MATERIAL PROVIDED —
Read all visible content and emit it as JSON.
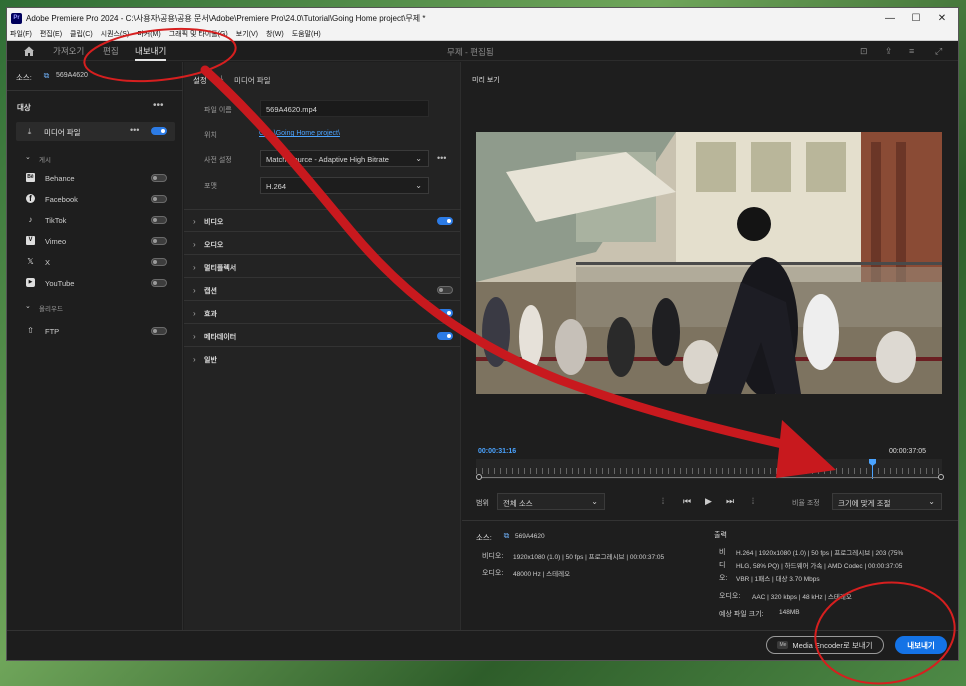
{
  "window": {
    "title": "Adobe Premiere Pro 2024 - C:\\사용자\\공용\\공용 문서\\Adobe\\Premiere Pro\\24.0\\Tutorial\\Going Home project\\무제 *",
    "app_icon": "Pr",
    "controls": {
      "minimize": "—",
      "maximize": "☐",
      "close": "✕"
    }
  },
  "menubar": [
    "파일(F)",
    "편집(E)",
    "클립(C)",
    "시퀀스(S)",
    "마커(M)",
    "그래픽 및 타이틀(G)",
    "보기(V)",
    "창(W)",
    "도움말(H)"
  ],
  "topnav": {
    "tabs": [
      "가져오기",
      "편집",
      "내보내기"
    ],
    "active_tab": "내보내기",
    "project_title": "무제 - 편집됨"
  },
  "left": {
    "source_label": "소스:",
    "source_name": "569A4620",
    "dest_label": "대상",
    "media_file_label": "미디어 파일",
    "publish_label": "게시",
    "publish_items": [
      {
        "icon": "behance-icon",
        "glyph": "Bē",
        "label": "Behance",
        "on": false
      },
      {
        "icon": "facebook-icon",
        "glyph": "f",
        "label": "Facebook",
        "on": false
      },
      {
        "icon": "tiktok-icon",
        "glyph": "♪",
        "label": "TikTok",
        "on": false
      },
      {
        "icon": "vimeo-icon",
        "glyph": "V",
        "label": "Vimeo",
        "on": false
      },
      {
        "icon": "x-icon",
        "glyph": "𝕏",
        "label": "X",
        "on": false
      },
      {
        "icon": "youtube-icon",
        "glyph": "▶",
        "label": "YouTube",
        "on": false
      }
    ],
    "upload_label": "올리우드",
    "ftp_label": "FTP"
  },
  "mid": {
    "settings_label": "설정",
    "media_file_label": "미디어 파일",
    "filename_label": "파일 이름",
    "filename_value": "569A4620.mp4",
    "location_label": "위치",
    "location_value": "C:\\...\\Going Home project\\",
    "preset_label": "사전 설정",
    "preset_value": "Match Source - Adaptive High Bitrate",
    "format_label": "포맷",
    "format_value": "H.264",
    "sections": [
      {
        "label": "비디오",
        "toggle": true,
        "on": true
      },
      {
        "label": "오디오",
        "toggle": false,
        "on": false
      },
      {
        "label": "멀티플렉서",
        "toggle": false,
        "on": false
      },
      {
        "label": "캡션",
        "toggle": true,
        "on": false
      },
      {
        "label": "효과",
        "toggle": true,
        "on": true
      },
      {
        "label": "메타데이터",
        "toggle": true,
        "on": true
      },
      {
        "label": "일반",
        "toggle": false,
        "on": false
      }
    ]
  },
  "preview": {
    "title": "미리 보기",
    "current_time": "00:00:31:16",
    "end_time": "00:00:37:05",
    "playhead_fraction": 0.85,
    "range_label": "범위",
    "range_value": "전체 소스",
    "scale_label": "비율 조정",
    "scale_value": "크기에 맞게 조절"
  },
  "summary": {
    "source_label": "소스:",
    "source_name": "569A4620",
    "source_video_label": "비디오:",
    "source_video_value": "1920x1080 (1.0) | 50 fps | 프로그레시브 | 00:00:37:05",
    "source_audio_label": "오디오:",
    "source_audio_value": "48000 Hz | 스테레오",
    "output_label": "출력",
    "output_lines": [
      {
        "label": "비",
        "value": "H.264 | 1920x1080 (1.0) | 50 fps | 프로그레시브 | 203 (75%"
      },
      {
        "label": "디",
        "value": "HLG, 58% PQ) | 하드웨어 가속 | AMD Codec | 00:00:37:05"
      },
      {
        "label": "오:",
        "value": "VBR | 1패스 | 대상 3.70 Mbps"
      }
    ],
    "output_audio_label": "오디오:",
    "output_audio_value": "AAC | 320 kbps | 48 kHz | 스테레오",
    "filesize_label": "예상 파일 크기:",
    "filesize_value": "148MB"
  },
  "bottom": {
    "encoder_button": "Media Encoder로 보내기",
    "export_button": "내보내기"
  },
  "colors": {
    "accent": "#2c7be5",
    "annotation": "#d61f1f",
    "link": "#4aa3ff"
  }
}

PROMPT —
Reproduce every line above as written, skipping pictures.

FINISHED ANSWER —
Read all visible content and emit it as JSON.
{
  "window": {
    "title": "Adobe Premiere Pro 2024 - C:\\사용자\\공용\\공용 문서\\Adobe\\Premiere Pro\\24.0\\Tutorial\\Going Home project\\무제 *",
    "app_icon": "Pr",
    "controls": {
      "minimize": "—",
      "maximize": "☐",
      "close": "✕"
    }
  },
  "menubar": [
    "파일(F)",
    "편집(E)",
    "클립(C)",
    "시퀀스(S)",
    "마커(M)",
    "그래픽 및 타이틀(G)",
    "보기(V)",
    "창(W)",
    "도움말(H)"
  ],
  "topnav": {
    "tabs": [
      "가져오기",
      "편집",
      "내보내기"
    ],
    "active_tab": "내보내기",
    "project_title": "무제 - 편집됨"
  },
  "left": {
    "source_label": "소스:",
    "source_name": "569A4620",
    "dest_label": "대상",
    "media_file_label": "미디어 파일",
    "publish_label": "게시",
    "publish_items": [
      {
        "icon": "behance-icon",
        "glyph": "Bē",
        "label": "Behance",
        "on": false
      },
      {
        "icon": "facebook-icon",
        "glyph": "f",
        "label": "Facebook",
        "on": false
      },
      {
        "icon": "tiktok-icon",
        "glyph": "♪",
        "label": "TikTok",
        "on": false
      },
      {
        "icon": "vimeo-icon",
        "glyph": "V",
        "label": "Vimeo",
        "on": false
      },
      {
        "icon": "x-icon",
        "glyph": "𝕏",
        "label": "X",
        "on": false
      },
      {
        "icon": "youtube-icon",
        "glyph": "▶",
        "label": "YouTube",
        "on": false
      }
    ],
    "upload_label": "올리우드",
    "ftp_label": "FTP"
  },
  "mid": {
    "settings_label": "설정",
    "media_file_label": "미디어 파일",
    "filename_label": "파일 이름",
    "filename_value": "569A4620.mp4",
    "location_label": "위치",
    "location_value": "C:\\...\\Going Home project\\",
    "preset_label": "사전 설정",
    "preset_value": "Match Source - Adaptive High Bitrate",
    "format_label": "포맷",
    "format_value": "H.264",
    "sections": [
      {
        "label": "비디오",
        "toggle": true,
        "on": true
      },
      {
        "label": "오디오",
        "toggle": false,
        "on": false
      },
      {
        "label": "멀티플렉서",
        "toggle": false,
        "on": false
      },
      {
        "label": "캡션",
        "toggle": true,
        "on": false
      },
      {
        "label": "효과",
        "toggle": true,
        "on": true
      },
      {
        "label": "메타데이터",
        "toggle": true,
        "on": true
      },
      {
        "label": "일반",
        "toggle": false,
        "on": false
      }
    ]
  },
  "preview": {
    "title": "미리 보기",
    "current_time": "00:00:31:16",
    "end_time": "00:00:37:05",
    "playhead_fraction": 0.85,
    "range_label": "범위",
    "range_value": "전체 소스",
    "scale_label": "비율 조정",
    "scale_value": "크기에 맞게 조절"
  },
  "summary": {
    "source_label": "소스:",
    "source_name": "569A4620",
    "source_video_label": "비디오:",
    "source_video_value": "1920x1080 (1.0) | 50 fps | 프로그레시브 | 00:00:37:05",
    "source_audio_label": "오디오:",
    "source_audio_value": "48000 Hz | 스테레오",
    "output_label": "출력",
    "output_lines": [
      {
        "label": "비",
        "value": "H.264 | 1920x1080 (1.0) | 50 fps | 프로그레시브 | 203 (75%"
      },
      {
        "label": "디",
        "value": "HLG, 58% PQ) | 하드웨어 가속 | AMD Codec | 00:00:37:05"
      },
      {
        "label": "오:",
        "value": "VBR | 1패스 | 대상 3.70 Mbps"
      }
    ],
    "output_audio_label": "오디오:",
    "output_audio_value": "AAC | 320 kbps | 48 kHz | 스테레오",
    "filesize_label": "예상 파일 크기:",
    "filesize_value": "148MB"
  },
  "bottom": {
    "encoder_button": "Media Encoder로 보내기",
    "export_button": "내보내기"
  },
  "colors": {
    "accent": "#2c7be5",
    "annotation": "#d61f1f",
    "link": "#4aa3ff"
  }
}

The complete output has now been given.